▶ **Task statement**
The records that follow must be reproduced in full, exactly as written.

++++ Data for the task ++++

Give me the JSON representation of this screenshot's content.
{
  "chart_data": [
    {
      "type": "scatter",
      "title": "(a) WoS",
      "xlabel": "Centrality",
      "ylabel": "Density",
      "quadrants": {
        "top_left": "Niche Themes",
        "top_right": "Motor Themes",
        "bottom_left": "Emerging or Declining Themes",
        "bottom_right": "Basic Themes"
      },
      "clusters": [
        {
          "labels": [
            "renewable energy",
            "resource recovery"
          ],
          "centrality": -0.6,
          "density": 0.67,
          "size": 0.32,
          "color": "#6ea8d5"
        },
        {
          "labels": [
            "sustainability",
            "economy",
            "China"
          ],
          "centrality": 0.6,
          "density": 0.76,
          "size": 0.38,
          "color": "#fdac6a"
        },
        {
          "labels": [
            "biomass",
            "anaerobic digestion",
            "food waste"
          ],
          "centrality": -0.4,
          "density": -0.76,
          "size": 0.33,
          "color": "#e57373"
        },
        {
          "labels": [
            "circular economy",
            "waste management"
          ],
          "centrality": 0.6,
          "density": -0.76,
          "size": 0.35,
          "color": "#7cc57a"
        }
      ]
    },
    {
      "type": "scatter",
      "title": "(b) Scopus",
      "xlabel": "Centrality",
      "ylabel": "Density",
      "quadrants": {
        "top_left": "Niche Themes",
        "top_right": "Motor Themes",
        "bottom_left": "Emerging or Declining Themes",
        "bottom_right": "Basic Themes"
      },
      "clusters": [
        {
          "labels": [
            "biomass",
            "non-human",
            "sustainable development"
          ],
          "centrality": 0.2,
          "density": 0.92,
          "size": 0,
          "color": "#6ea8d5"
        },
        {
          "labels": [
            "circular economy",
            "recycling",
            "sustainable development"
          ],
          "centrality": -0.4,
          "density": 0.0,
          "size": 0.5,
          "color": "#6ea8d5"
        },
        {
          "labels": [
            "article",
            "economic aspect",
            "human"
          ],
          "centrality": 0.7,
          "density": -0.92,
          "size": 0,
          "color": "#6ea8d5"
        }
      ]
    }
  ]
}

++++

▶ **Result of this task**
Give me the JSON representation of this screenshot's content.
{
  "chart_data": [
    {
      "type": "scatter",
      "title": "(a) WoS",
      "xlabel": "Centrality",
      "ylabel": "Density",
      "quadrants": {
        "top_left": "Niche Themes",
        "top_right": "Motor Themes",
        "bottom_left": "Emerging or Declining Themes",
        "bottom_right": "Basic Themes"
      },
      "clusters": [
        {
          "labels": [
            "renewable energy",
            "resource recovery"
          ],
          "centrality": -0.6,
          "density": 0.67,
          "size": 0.32,
          "color": "#6ea8d5"
        },
        {
          "labels": [
            "sustainability",
            "economy",
            "China"
          ],
          "centrality": 0.6,
          "density": 0.76,
          "size": 0.38,
          "color": "#fdac6a"
        },
        {
          "labels": [
            "biomass",
            "anaerobic digestion",
            "food waste"
          ],
          "centrality": -0.4,
          "density": -0.76,
          "size": 0.33,
          "color": "#e57373"
        },
        {
          "labels": [
            "circular economy",
            "waste management"
          ],
          "centrality": 0.6,
          "density": -0.76,
          "size": 0.35,
          "color": "#7cc57a"
        }
      ]
    },
    {
      "type": "scatter",
      "title": "(b) Scopus",
      "xlabel": "Centrality",
      "ylabel": "Density",
      "quadrants": {
        "top_left": "Niche Themes",
        "top_right": "Motor Themes",
        "bottom_left": "Emerging or Declining Themes",
        "bottom_right": "Basic Themes"
      },
      "clusters": [
        {
          "labels": [
            "biomass",
            "non-human",
            "sustainable development"
          ],
          "centrality": 0.2,
          "density": 0.92,
          "size": 0,
          "color": "#6ea8d5"
        },
        {
          "labels": [
            "circular economy",
            "recycling",
            "sustainable development"
          ],
          "centrality": -0.4,
          "density": 0.0,
          "size": 0.5,
          "color": "#6ea8d5"
        },
        {
          "labels": [
            "article",
            "economic aspect",
            "human"
          ],
          "centrality": 0.7,
          "density": -0.92,
          "size": 0,
          "color": "#6ea8d5"
        }
      ]
    }
  ]
}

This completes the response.